» **Written problem**:
Read through the entries below and return each line with the word "معکوس".

» **Records for the task**:

--

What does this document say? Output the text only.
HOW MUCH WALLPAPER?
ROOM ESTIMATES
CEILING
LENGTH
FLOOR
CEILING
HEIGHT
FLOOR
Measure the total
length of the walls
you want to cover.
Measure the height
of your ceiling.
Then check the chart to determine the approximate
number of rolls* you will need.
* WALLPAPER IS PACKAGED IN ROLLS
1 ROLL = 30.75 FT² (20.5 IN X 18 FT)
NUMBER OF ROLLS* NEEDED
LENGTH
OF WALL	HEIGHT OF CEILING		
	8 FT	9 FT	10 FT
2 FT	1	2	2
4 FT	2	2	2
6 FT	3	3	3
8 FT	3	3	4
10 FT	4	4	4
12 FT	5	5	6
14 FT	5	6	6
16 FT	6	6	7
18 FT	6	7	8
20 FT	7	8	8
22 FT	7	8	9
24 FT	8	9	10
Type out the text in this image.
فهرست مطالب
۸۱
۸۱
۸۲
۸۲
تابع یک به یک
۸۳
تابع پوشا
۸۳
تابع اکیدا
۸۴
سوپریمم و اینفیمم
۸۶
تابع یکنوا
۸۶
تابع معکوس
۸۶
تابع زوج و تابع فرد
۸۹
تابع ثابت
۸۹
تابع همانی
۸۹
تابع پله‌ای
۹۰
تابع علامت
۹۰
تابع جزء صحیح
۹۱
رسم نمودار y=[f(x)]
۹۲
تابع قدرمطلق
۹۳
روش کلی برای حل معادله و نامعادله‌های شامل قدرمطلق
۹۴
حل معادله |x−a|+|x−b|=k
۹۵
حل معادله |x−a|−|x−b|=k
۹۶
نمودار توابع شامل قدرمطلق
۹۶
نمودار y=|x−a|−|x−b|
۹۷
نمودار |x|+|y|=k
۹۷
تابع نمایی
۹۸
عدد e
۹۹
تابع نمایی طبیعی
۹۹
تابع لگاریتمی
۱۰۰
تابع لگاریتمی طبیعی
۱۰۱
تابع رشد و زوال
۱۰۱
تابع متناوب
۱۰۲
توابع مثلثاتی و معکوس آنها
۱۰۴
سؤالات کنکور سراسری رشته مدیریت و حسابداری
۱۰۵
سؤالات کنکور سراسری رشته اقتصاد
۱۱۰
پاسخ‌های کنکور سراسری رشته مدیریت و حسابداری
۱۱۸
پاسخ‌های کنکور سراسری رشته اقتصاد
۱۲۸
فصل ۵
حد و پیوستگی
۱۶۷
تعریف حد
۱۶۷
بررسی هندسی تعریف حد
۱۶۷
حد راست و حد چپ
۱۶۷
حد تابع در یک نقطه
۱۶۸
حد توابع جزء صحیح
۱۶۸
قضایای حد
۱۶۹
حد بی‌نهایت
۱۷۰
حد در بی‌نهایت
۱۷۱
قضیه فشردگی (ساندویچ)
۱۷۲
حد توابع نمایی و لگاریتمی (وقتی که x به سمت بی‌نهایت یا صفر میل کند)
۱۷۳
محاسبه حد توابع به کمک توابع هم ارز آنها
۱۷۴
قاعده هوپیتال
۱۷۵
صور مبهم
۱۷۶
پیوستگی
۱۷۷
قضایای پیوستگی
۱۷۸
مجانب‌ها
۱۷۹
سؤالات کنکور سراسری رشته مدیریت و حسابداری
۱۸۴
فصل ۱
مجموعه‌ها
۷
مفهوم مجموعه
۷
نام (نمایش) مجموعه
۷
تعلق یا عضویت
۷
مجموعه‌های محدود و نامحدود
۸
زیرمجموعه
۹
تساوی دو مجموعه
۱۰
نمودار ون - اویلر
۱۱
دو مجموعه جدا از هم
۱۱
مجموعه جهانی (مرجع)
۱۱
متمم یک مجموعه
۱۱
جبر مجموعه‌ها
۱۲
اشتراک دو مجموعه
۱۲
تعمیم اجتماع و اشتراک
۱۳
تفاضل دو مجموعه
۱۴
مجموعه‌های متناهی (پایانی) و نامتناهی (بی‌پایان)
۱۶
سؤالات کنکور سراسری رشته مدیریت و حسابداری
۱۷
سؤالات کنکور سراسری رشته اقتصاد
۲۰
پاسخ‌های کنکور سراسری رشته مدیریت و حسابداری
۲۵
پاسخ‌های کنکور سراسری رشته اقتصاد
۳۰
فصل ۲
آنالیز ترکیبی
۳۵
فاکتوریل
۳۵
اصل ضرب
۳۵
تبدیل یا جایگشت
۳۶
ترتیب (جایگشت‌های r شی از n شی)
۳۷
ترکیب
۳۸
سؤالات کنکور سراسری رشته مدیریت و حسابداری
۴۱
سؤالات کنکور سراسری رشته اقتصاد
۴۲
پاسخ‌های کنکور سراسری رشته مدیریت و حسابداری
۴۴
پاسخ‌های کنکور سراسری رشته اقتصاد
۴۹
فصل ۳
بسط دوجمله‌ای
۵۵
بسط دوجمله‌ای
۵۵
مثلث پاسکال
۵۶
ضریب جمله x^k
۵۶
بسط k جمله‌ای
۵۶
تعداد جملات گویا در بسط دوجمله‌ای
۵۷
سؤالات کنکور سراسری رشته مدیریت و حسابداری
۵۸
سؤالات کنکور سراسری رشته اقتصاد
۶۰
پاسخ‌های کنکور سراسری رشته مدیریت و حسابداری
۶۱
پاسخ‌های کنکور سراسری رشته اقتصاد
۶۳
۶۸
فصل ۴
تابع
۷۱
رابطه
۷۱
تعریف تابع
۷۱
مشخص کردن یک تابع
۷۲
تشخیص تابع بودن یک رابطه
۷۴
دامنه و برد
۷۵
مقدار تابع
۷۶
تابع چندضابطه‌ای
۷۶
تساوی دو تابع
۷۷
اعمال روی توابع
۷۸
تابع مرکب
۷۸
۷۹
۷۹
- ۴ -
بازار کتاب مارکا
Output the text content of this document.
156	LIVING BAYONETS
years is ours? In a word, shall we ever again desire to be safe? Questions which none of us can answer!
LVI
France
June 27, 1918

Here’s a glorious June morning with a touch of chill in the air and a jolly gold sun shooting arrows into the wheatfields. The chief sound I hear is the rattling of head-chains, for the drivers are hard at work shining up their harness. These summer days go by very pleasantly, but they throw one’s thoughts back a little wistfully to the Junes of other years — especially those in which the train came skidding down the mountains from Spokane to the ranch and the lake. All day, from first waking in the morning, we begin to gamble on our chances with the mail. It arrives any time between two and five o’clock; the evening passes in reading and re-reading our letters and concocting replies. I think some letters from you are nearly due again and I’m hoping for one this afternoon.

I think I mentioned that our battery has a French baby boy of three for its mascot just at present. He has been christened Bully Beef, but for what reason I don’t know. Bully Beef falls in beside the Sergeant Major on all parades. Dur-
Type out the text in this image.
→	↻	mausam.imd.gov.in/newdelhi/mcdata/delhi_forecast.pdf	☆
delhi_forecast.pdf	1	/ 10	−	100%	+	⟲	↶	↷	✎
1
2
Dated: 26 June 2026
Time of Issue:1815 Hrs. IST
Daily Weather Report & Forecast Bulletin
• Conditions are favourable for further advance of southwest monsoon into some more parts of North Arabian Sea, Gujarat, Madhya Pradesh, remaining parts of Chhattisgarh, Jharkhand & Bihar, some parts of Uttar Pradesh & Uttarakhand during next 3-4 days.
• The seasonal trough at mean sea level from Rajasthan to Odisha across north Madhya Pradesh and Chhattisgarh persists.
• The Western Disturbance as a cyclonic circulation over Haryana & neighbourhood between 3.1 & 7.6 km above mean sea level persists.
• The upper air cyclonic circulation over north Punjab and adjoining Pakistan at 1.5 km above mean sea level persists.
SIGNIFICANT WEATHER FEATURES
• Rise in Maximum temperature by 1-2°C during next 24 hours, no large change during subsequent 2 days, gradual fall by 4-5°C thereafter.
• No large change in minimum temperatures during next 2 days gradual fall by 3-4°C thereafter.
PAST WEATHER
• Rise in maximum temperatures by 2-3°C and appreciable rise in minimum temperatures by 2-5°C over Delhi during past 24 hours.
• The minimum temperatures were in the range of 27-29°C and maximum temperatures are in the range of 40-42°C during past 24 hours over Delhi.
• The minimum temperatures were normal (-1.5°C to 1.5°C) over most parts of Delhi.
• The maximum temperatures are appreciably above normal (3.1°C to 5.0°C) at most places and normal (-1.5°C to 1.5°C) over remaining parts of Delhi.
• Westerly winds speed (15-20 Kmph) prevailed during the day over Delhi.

--

» **The answer**:
تابع معکوس
توابع مثلثاتی و معکوس آنها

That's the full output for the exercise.